Reproduce the listing below character for character; drop every image.

>> Start

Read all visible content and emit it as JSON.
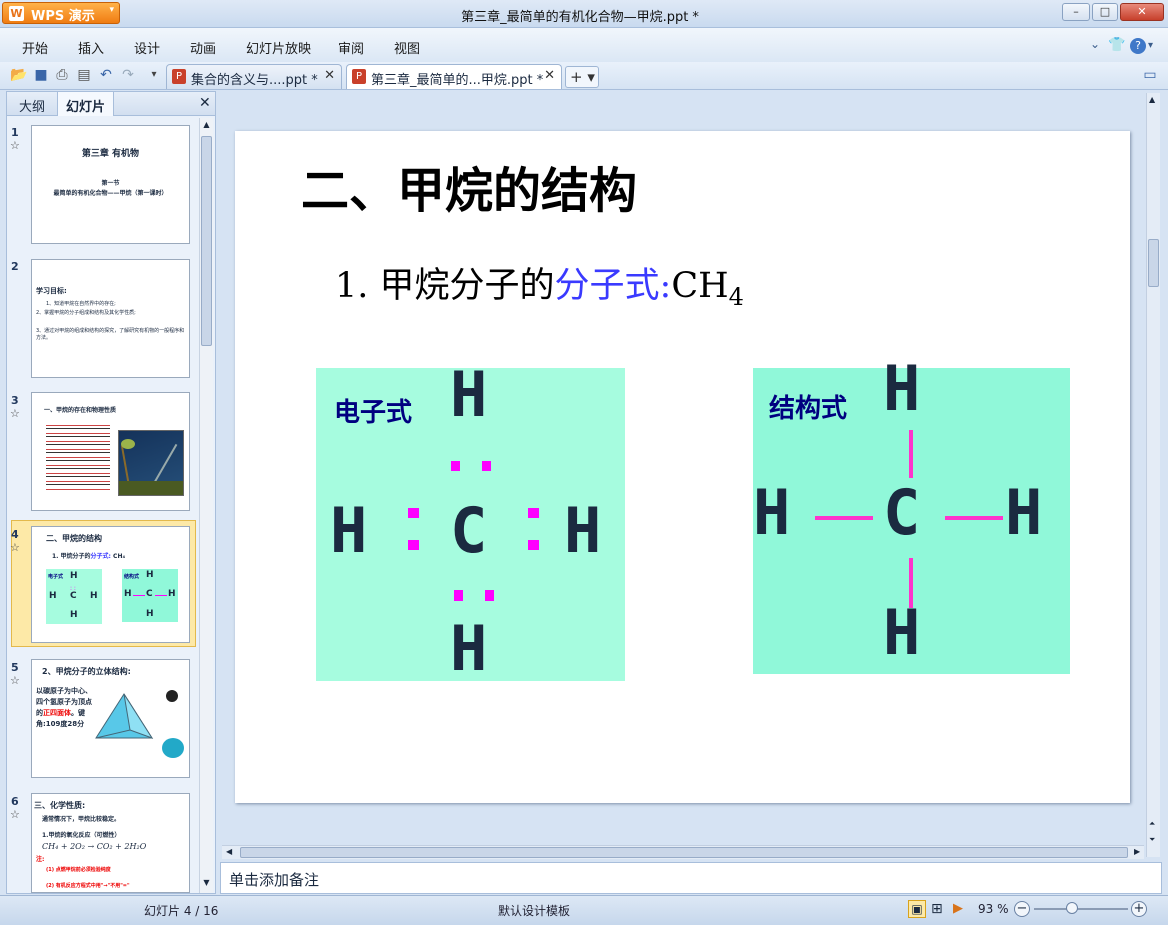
{
  "app": {
    "name": "WPS 演示",
    "window_title": "第三章_最简单的有机化合物—甲烷.ppt *",
    "win_buttons": {
      "min": "–",
      "max": "□",
      "close": "✕"
    }
  },
  "menu": {
    "items": [
      "开始",
      "插入",
      "设计",
      "动画",
      "幻灯片放映",
      "审阅",
      "视图"
    ]
  },
  "tabs": [
    {
      "label": "集合的含义与....ppt *",
      "close": "✕",
      "active": false
    },
    {
      "label": "第三章_最简单的...甲烷.ppt *",
      "close": "✕",
      "active": true
    }
  ],
  "new_tab": "+ ▾",
  "sidebar": {
    "tabs": [
      "大纲",
      "幻灯片"
    ],
    "close": "✕",
    "selected_slide": 4,
    "slides": [
      {
        "num": "1",
        "star": "☆",
        "lines": [
          "第三章 有机物",
          "第一节",
          "最简单的有机化合物——甲烷（第一课时）"
        ]
      },
      {
        "num": "2",
        "star": "",
        "lines": [
          "学习目标:",
          "1、知道甲烷在自然界中的存在;",
          "2、掌握甲烷的分子组成和结构及其化学性质;",
          "3、通过对甲烷的组成和结构的探究，了解研究有机物的一般程序和方法。"
        ]
      },
      {
        "num": "3",
        "star": "☆",
        "lines": [
          "一、甲烷的存在和物理性质"
        ]
      },
      {
        "num": "4",
        "star": "☆",
        "lines": [
          "二、甲烷的结构",
          "1. 甲烷分子的",
          "分子式:",
          "CH₄",
          "电子式",
          "结构式"
        ]
      },
      {
        "num": "5",
        "star": "☆",
        "lines": [
          "2、甲烷分子的立体结构:",
          "以碳原子为中心、四个氢原子为顶点的",
          "正四面体",
          "。键角:109度28分"
        ]
      },
      {
        "num": "6",
        "star": "☆",
        "lines": [
          "三、化学性质:",
          "通常情况下，甲烷比较稳定。",
          "1.甲烷的氧化反应（可燃性）",
          "CH₄ + 2O₂ → CO₂ + 2H₂O",
          "注:",
          "(1) 点燃甲烷前必须检验纯度",
          "(2) 有机反应方程式中用\"→\"不用\"=\""
        ]
      }
    ]
  },
  "slide": {
    "title": "二、甲烷的结构",
    "point_prefix": "1. 甲烷分子的",
    "point_highlight": "分子式:",
    "formula_main": "CH",
    "formula_sub": "4",
    "box1_label": "电子式",
    "box2_label": "结构式",
    "atom_h": "H",
    "atom_c": "C",
    "colors": {
      "box": "#a6fcdf",
      "box2": "#90f8d9",
      "accent": "#3a3aff",
      "dots": "#ff00ff",
      "label": "#000080"
    }
  },
  "notes": {
    "placeholder": "单击添加备注"
  },
  "status": {
    "slide_info": "幻灯片 4 / 16",
    "template": "默认设计模板",
    "zoom": "93 %",
    "zoom_value": 93
  }
}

>> End

_RESULT BELOW:_
Read all visible content and emit it as JSON.
{
  "app": {
    "name": "WPS 演示",
    "window_title": "第三章_最简单的有机化合物—甲烷.ppt *",
    "win_buttons": {
      "min": "–",
      "max": "□",
      "close": "✕"
    }
  },
  "menu": {
    "items": [
      "开始",
      "插入",
      "设计",
      "动画",
      "幻灯片放映",
      "审阅",
      "视图"
    ]
  },
  "tabs": [
    {
      "label": "集合的含义与....ppt *",
      "close": "✕",
      "active": false
    },
    {
      "label": "第三章_最简单的...甲烷.ppt *",
      "close": "✕",
      "active": true
    }
  ],
  "new_tab": "+ ▾",
  "sidebar": {
    "tabs": [
      "大纲",
      "幻灯片"
    ],
    "close": "✕",
    "selected_slide": 4,
    "slides": [
      {
        "num": "1",
        "star": "☆",
        "lines": [
          "第三章 有机物",
          "第一节",
          "最简单的有机化合物——甲烷（第一课时）"
        ]
      },
      {
        "num": "2",
        "star": "",
        "lines": [
          "学习目标:",
          "1、知道甲烷在自然界中的存在;",
          "2、掌握甲烷的分子组成和结构及其化学性质;",
          "3、通过对甲烷的组成和结构的探究，了解研究有机物的一般程序和方法。"
        ]
      },
      {
        "num": "3",
        "star": "☆",
        "lines": [
          "一、甲烷的存在和物理性质"
        ]
      },
      {
        "num": "4",
        "star": "☆",
        "lines": [
          "二、甲烷的结构",
          "1. 甲烷分子的",
          "分子式:",
          "CH₄",
          "电子式",
          "结构式"
        ]
      },
      {
        "num": "5",
        "star": "☆",
        "lines": [
          "2、甲烷分子的立体结构:",
          "以碳原子为中心、四个氢原子为顶点的",
          "正四面体",
          "。键角:109度28分"
        ]
      },
      {
        "num": "6",
        "star": "☆",
        "lines": [
          "三、化学性质:",
          "通常情况下，甲烷比较稳定。",
          "1.甲烷的氧化反应（可燃性）",
          "CH₄ + 2O₂ → CO₂ + 2H₂O",
          "注:",
          "(1) 点燃甲烷前必须检验纯度",
          "(2) 有机反应方程式中用\"→\"不用\"=\""
        ]
      }
    ]
  },
  "slide": {
    "title": "二、甲烷的结构",
    "point_prefix": "1. 甲烷分子的",
    "point_highlight": "分子式:",
    "formula_main": "CH",
    "formula_sub": "4",
    "box1_label": "电子式",
    "box2_label": "结构式",
    "atom_h": "H",
    "atom_c": "C",
    "colors": {
      "box": "#a6fcdf",
      "box2": "#90f8d9",
      "accent": "#3a3aff",
      "dots": "#ff00ff",
      "label": "#000080"
    }
  },
  "notes": {
    "placeholder": "单击添加备注"
  },
  "status": {
    "slide_info": "幻灯片 4 / 16",
    "template": "默认设计模板",
    "zoom": "93 %",
    "zoom_value": 93
  }
}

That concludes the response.